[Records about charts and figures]
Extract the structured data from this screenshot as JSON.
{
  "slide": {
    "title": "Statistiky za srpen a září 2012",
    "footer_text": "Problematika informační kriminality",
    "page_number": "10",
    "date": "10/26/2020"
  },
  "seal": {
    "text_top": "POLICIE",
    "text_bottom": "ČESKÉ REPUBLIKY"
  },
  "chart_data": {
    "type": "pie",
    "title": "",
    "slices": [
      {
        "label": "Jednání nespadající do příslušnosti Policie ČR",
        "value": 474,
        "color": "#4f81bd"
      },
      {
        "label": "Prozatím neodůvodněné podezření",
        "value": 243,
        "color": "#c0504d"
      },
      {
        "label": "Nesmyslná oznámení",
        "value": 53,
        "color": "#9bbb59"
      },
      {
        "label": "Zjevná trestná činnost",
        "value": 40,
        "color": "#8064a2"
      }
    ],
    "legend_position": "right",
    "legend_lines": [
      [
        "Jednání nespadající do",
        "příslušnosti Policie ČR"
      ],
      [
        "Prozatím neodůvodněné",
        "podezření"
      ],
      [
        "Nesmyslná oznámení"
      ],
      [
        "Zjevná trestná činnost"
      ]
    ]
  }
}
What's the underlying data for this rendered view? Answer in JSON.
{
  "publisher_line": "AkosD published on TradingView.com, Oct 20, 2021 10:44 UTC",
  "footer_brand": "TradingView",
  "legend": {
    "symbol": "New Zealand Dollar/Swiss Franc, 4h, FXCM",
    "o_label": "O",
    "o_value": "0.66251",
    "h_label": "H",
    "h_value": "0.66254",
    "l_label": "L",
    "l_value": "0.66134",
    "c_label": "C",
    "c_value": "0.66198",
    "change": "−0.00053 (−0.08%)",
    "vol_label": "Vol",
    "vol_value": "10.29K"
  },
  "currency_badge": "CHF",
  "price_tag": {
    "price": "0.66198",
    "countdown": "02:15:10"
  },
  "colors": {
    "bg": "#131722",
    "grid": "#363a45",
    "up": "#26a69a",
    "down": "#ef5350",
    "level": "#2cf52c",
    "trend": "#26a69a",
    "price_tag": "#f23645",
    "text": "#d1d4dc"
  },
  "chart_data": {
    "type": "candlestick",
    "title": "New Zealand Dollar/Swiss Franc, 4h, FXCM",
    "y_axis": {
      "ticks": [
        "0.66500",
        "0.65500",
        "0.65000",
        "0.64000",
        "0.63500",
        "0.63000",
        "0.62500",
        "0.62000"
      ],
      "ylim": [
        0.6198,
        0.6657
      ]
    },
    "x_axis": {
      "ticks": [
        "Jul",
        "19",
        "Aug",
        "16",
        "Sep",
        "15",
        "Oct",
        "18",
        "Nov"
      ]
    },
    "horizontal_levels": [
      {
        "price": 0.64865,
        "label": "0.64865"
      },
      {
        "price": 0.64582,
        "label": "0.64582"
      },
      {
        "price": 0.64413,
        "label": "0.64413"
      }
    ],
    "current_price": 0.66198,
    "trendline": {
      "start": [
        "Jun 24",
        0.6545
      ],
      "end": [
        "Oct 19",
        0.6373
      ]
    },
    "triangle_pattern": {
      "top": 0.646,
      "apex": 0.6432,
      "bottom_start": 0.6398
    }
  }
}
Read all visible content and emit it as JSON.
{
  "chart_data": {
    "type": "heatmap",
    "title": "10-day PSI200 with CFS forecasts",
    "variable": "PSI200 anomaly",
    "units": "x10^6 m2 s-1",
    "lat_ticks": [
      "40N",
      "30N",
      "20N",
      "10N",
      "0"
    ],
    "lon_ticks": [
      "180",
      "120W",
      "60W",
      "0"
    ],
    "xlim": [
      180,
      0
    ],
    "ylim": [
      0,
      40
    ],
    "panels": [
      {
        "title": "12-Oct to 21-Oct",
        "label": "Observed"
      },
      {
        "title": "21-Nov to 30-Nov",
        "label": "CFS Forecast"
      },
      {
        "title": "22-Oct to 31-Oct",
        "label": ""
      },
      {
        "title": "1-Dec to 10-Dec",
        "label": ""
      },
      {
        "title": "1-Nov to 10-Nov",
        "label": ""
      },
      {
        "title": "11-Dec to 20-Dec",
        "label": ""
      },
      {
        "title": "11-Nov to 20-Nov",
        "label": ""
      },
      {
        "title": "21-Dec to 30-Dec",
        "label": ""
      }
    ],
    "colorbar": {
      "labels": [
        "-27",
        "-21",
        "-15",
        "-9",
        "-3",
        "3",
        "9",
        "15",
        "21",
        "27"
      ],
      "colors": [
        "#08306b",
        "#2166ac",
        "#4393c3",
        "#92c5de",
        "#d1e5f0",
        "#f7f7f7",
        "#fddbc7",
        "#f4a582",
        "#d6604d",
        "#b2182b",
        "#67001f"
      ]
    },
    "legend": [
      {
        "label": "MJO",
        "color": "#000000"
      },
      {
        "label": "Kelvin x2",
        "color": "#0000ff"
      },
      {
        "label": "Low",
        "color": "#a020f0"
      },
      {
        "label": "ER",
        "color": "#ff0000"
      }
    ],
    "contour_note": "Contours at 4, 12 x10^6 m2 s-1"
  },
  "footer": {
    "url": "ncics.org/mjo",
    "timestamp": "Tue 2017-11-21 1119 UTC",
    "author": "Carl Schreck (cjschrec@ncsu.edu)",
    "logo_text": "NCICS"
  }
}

§ THE EXERCISE
Identify each line in the entries with the word "TradingView" and copy it.

§ WRITTEN ANSWER
  "publisher_line": "AkosD published on TradingView.com, Oct 20, 2021 10:44 UTC",
  "footer_brand": "TradingView",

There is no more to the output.